━━ Listing

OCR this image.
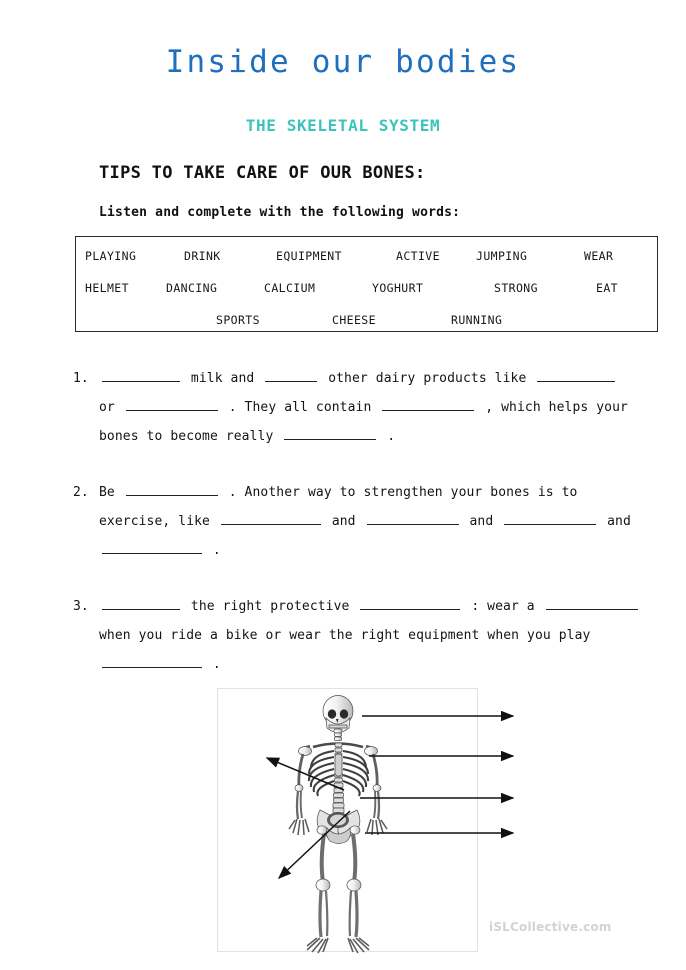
Inside our bodies
THE SKELETAL SYSTEM
TIPS TO TAKE CARE OF OUR BONES:
Listen and complete with the following words:
PLAYING	DRINK	EQUIPMENT	ACTIVE	JUMPING	WEAR
HELMET	DANCING	CALCIUM	YOGHURT	STRONG	EAT
SPORTS	CHEESE	RUNNING
1.	milk and	other dairy products like
or	. They all contain	, which helps your
bones to become really	.
2. Be	. Another way to strengthen your bones is to
exercise, like	and	and	and
.
3.	the right protective	: wear a
when you ride a bike or wear the right equipment when you play
.
iSLCollective.com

━━━━

Strip the images and reproduce the remaining records precisely.

OCR this image.
Inside our bodies
THE SKELETAL SYSTEM
TIPS TO TAKE CARE OF OUR BONES:
Listen and complete with the following words:
PLAYING	DRINK	EQUIPMENT	ACTIVE	JUMPING	WEAR
HELMET	DANCING	CALCIUM	YOGHURT	STRONG	EAT
SPORTS	CHEESE	RUNNING
1.	milk and	other dairy products like
or	. They all contain	, which helps your
bones to become really	.
2. Be	. Another way to strengthen your bones is to
exercise, like	and	and	and
.
3.	the right protective	: wear a
when you ride a bike or wear the right equipment when you play
.
iSLCollective.com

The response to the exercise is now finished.